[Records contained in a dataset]
# # # # #

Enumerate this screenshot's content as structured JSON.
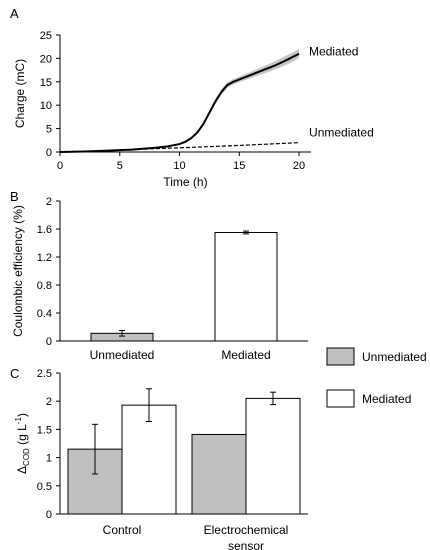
{
  "chart_data": [
    {
      "panel_label": "A",
      "type": "line",
      "xlabel": "Time (h)",
      "ylabel": "Charge (mC)",
      "xlim": [
        0,
        21
      ],
      "ylim": [
        0,
        25
      ],
      "xticks": [
        0,
        5,
        10,
        15,
        20
      ],
      "yticks": [
        0,
        5,
        10,
        15,
        20,
        25
      ],
      "series": [
        {
          "name": "Mediated",
          "style": "solid",
          "color": "#000000",
          "band_color": "#c8c8c8",
          "x": [
            0,
            2,
            4,
            6,
            8,
            9,
            10,
            10.5,
            11,
            11.5,
            12,
            12.5,
            13,
            13.5,
            14,
            14.5,
            15,
            16,
            17,
            18,
            19,
            20
          ],
          "y": [
            0,
            0.1,
            0.3,
            0.5,
            0.9,
            1.2,
            1.7,
            2.2,
            3.0,
            4.2,
            6.0,
            8.4,
            10.8,
            12.8,
            14.3,
            15.0,
            15.5,
            16.5,
            17.5,
            18.5,
            19.7,
            21.0
          ],
          "band": [
            0,
            0,
            0,
            0.1,
            0.1,
            0.15,
            0.2,
            0.2,
            0.25,
            0.3,
            0.4,
            0.5,
            0.6,
            0.6,
            0.6,
            0.6,
            0.6,
            0.7,
            0.8,
            0.9,
            1.0,
            1.0
          ]
        },
        {
          "name": "Unmediated",
          "style": "dashed",
          "color": "#000000",
          "x": [
            0,
            5,
            10,
            15,
            20
          ],
          "y": [
            0,
            0.4,
            0.9,
            1.4,
            2.0
          ]
        }
      ]
    },
    {
      "panel_label": "B",
      "type": "bar",
      "ylabel": "Coulombic efficiency (%)",
      "ylim": [
        0,
        2
      ],
      "yticks": [
        "0",
        "0.4",
        "0.8",
        "1.2",
        "1.6",
        "2"
      ],
      "categories": [
        "Unmediated",
        "Mediated"
      ],
      "values": [
        0.11,
        1.55
      ],
      "errors": [
        0.04,
        0.02
      ],
      "colors": [
        "#c0c0c0",
        "#ffffff"
      ]
    },
    {
      "panel_label": "C",
      "type": "bar",
      "ylabel": "Δ",
      "ylabel_sub": "COD",
      "ylabel_unit": " (g L",
      "ylabel_sup": "-1",
      "ylabel_close": ")",
      "ylim": [
        0,
        2.5
      ],
      "yticks": [
        "0",
        "0.5",
        "1",
        "1.5",
        "2",
        "2.5"
      ],
      "categories": [
        "Control",
        "Electrochemical sensor"
      ],
      "category_lines": [
        [
          "Control"
        ],
        [
          "Electrochemical",
          "sensor"
        ]
      ],
      "series": [
        {
          "name": "Unmediated",
          "color": "#c0c0c0",
          "values": [
            1.15,
            1.41
          ],
          "errors": [
            0.44,
            0.0
          ]
        },
        {
          "name": "Mediated",
          "color": "#ffffff",
          "values": [
            1.93,
            2.05
          ],
          "errors": [
            0.29,
            0.11
          ]
        }
      ],
      "legend": {
        "placement": "right",
        "entries": [
          "Unmediated",
          "Mediated"
        ]
      }
    }
  ]
}
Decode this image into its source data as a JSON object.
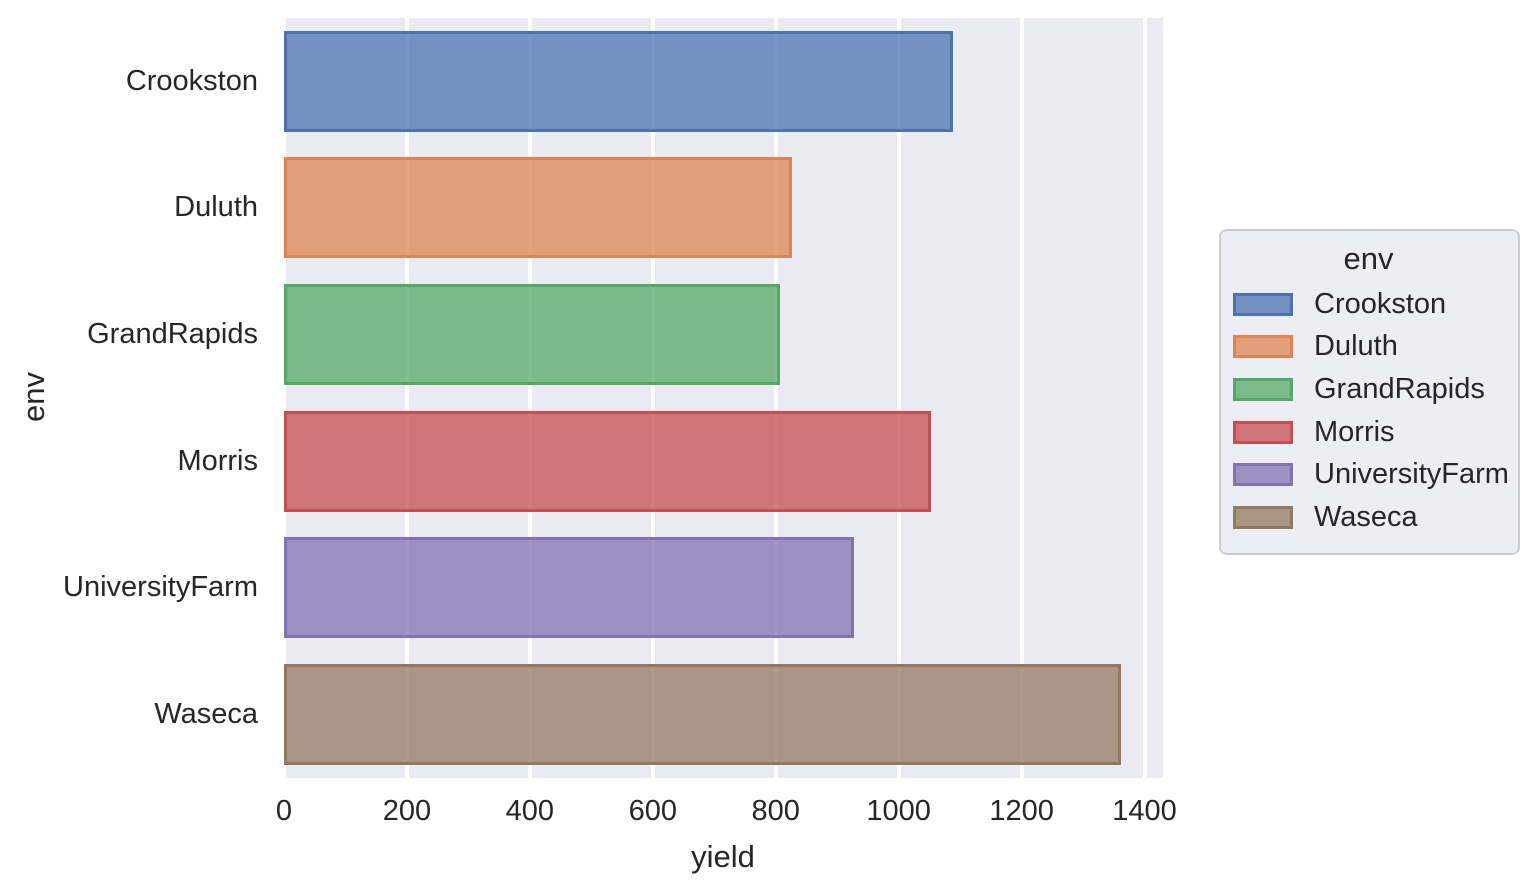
{
  "chart_data": {
    "type": "bar",
    "orientation": "horizontal",
    "title": "",
    "xlabel": "yield",
    "ylabel": "env",
    "categories": [
      "Crookston",
      "Duluth",
      "GrandRapids",
      "Morris",
      "UniversityFarm",
      "Waseca"
    ],
    "values": [
      1088,
      827,
      807,
      1052,
      928,
      1362
    ],
    "xlim": [
      0,
      1430
    ],
    "xticks": [
      0,
      200,
      400,
      600,
      800,
      1000,
      1200,
      1400
    ],
    "grid": true,
    "legend": {
      "title": "env",
      "position": "right",
      "entries": [
        "Crookston",
        "Duluth",
        "GrandRapids",
        "Morris",
        "UniversityFarm",
        "Waseca"
      ]
    },
    "colors": {
      "edge": [
        "#4c72b0",
        "#dd8452",
        "#55a868",
        "#c44e52",
        "#8172b3",
        "#937860"
      ],
      "fill_alpha": 0.75,
      "plot_background": "#eaeaf2",
      "grid_color": "#ffffff",
      "text": "#262626",
      "legend_border": "#cccccc"
    }
  }
}
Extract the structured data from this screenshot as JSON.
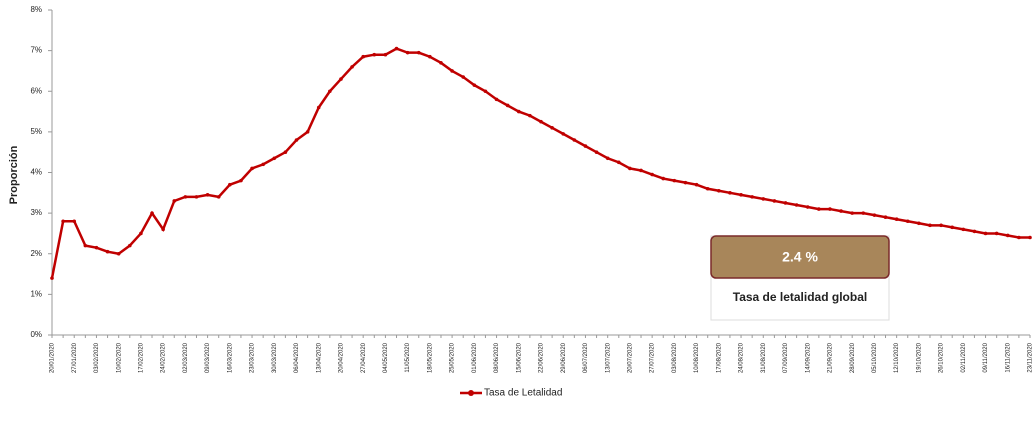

# # # # #

**WHAT IS ASKED**
Go through the listing above and quote it exactly, apart from its images.

**TASK OUTPUT**
Enumerate this screenshot's content as structured JSON.
{
  "chart_data": [
    {
      "panel_label": "A",
      "type": "line",
      "xlabel": "Time (h)",
      "ylabel": "Charge (mC)",
      "xlim": [
        0,
        21
      ],
      "ylim": [
        0,
        25
      ],
      "xticks": [
        0,
        5,
        10,
        15,
        20
      ],
      "yticks": [
        0,
        5,
        10,
        15,
        20,
        25
      ],
      "series": [
        {
          "name": "Mediated",
          "style": "solid",
          "color": "#000000",
          "band_color": "#c8c8c8",
          "x": [
            0,
            2,
            4,
            6,
            8,
            9,
            10,
            10.5,
            11,
            11.5,
            12,
            12.5,
            13,
            13.5,
            14,
            14.5,
            15,
            16,
            17,
            18,
            19,
            20
          ],
          "y": [
            0,
            0.1,
            0.3,
            0.5,
            0.9,
            1.2,
            1.7,
            2.2,
            3.0,
            4.2,
            6.0,
            8.4,
            10.8,
            12.8,
            14.3,
            15.0,
            15.5,
            16.5,
            17.5,
            18.5,
            19.7,
            21.0
          ],
          "band": [
            0,
            0,
            0,
            0.1,
            0.1,
            0.15,
            0.2,
            0.2,
            0.25,
            0.3,
            0.4,
            0.5,
            0.6,
            0.6,
            0.6,
            0.6,
            0.6,
            0.7,
            0.8,
            0.9,
            1.0,
            1.0
          ]
        },
        {
          "name": "Unmediated",
          "style": "dashed",
          "color": "#000000",
          "x": [
            0,
            5,
            10,
            15,
            20
          ],
          "y": [
            0,
            0.4,
            0.9,
            1.4,
            2.0
          ]
        }
      ]
    },
    {
      "panel_label": "B",
      "type": "bar",
      "ylabel": "Coulombic efficiency (%)",
      "ylim": [
        0,
        2
      ],
      "yticks": [
        "0",
        "0.4",
        "0.8",
        "1.2",
        "1.6",
        "2"
      ],
      "categories": [
        "Unmediated",
        "Mediated"
      ],
      "values": [
        0.11,
        1.55
      ],
      "errors": [
        0.04,
        0.02
      ],
      "colors": [
        "#c0c0c0",
        "#ffffff"
      ]
    },
    {
      "panel_label": "C",
      "type": "bar",
      "ylabel": "Δ",
      "ylabel_sub": "COD",
      "ylabel_unit": " (g L",
      "ylabel_sup": "-1",
      "ylabel_close": ")",
      "ylim": [
        0,
        2.5
      ],
      "yticks": [
        "0",
        "0.5",
        "1",
        "1.5",
        "2",
        "2.5"
      ],
      "categories": [
        "Control",
        "Electrochemical sensor"
      ],
      "category_lines": [
        [
          "Control"
        ],
        [
          "Electrochemical",
          "sensor"
        ]
      ],
      "series": [
        {
          "name": "Unmediated",
          "color": "#c0c0c0",
          "values": [
            1.15,
            1.41
          ],
          "errors": [
            0.44,
            0.0
          ]
        },
        {
          "name": "Mediated",
          "color": "#ffffff",
          "values": [
            1.93,
            2.05
          ],
          "errors": [
            0.29,
            0.11
          ]
        }
      ],
      "legend": {
        "placement": "right",
        "entries": [
          "Unmediated",
          "Mediated"
        ]
      }
    }
  ]
}
Decode this image into its source data as a JSON object.
{
  "chart_data": {
    "type": "bar",
    "orientation": "horizontal",
    "title": "",
    "xlabel": "yield",
    "ylabel": "env",
    "categories": [
      "Crookston",
      "Duluth",
      "GrandRapids",
      "Morris",
      "UniversityFarm",
      "Waseca"
    ],
    "values": [
      1088,
      827,
      807,
      1052,
      928,
      1362
    ],
    "xlim": [
      0,
      1430
    ],
    "xticks": [
      0,
      200,
      400,
      600,
      800,
      1000,
      1200,
      1400
    ],
    "grid": true,
    "legend": {
      "title": "env",
      "position": "right",
      "entries": [
        "Crookston",
        "Duluth",
        "GrandRapids",
        "Morris",
        "UniversityFarm",
        "Waseca"
      ]
    },
    "colors": {
      "edge": [
        "#4c72b0",
        "#dd8452",
        "#55a868",
        "#c44e52",
        "#8172b3",
        "#937860"
      ],
      "fill_alpha": 0.75,
      "plot_background": "#eaeaf2",
      "grid_color": "#ffffff",
      "text": "#262626",
      "legend_border": "#cccccc"
    }
  }
}
Extract the structured data from this screenshot as JSON.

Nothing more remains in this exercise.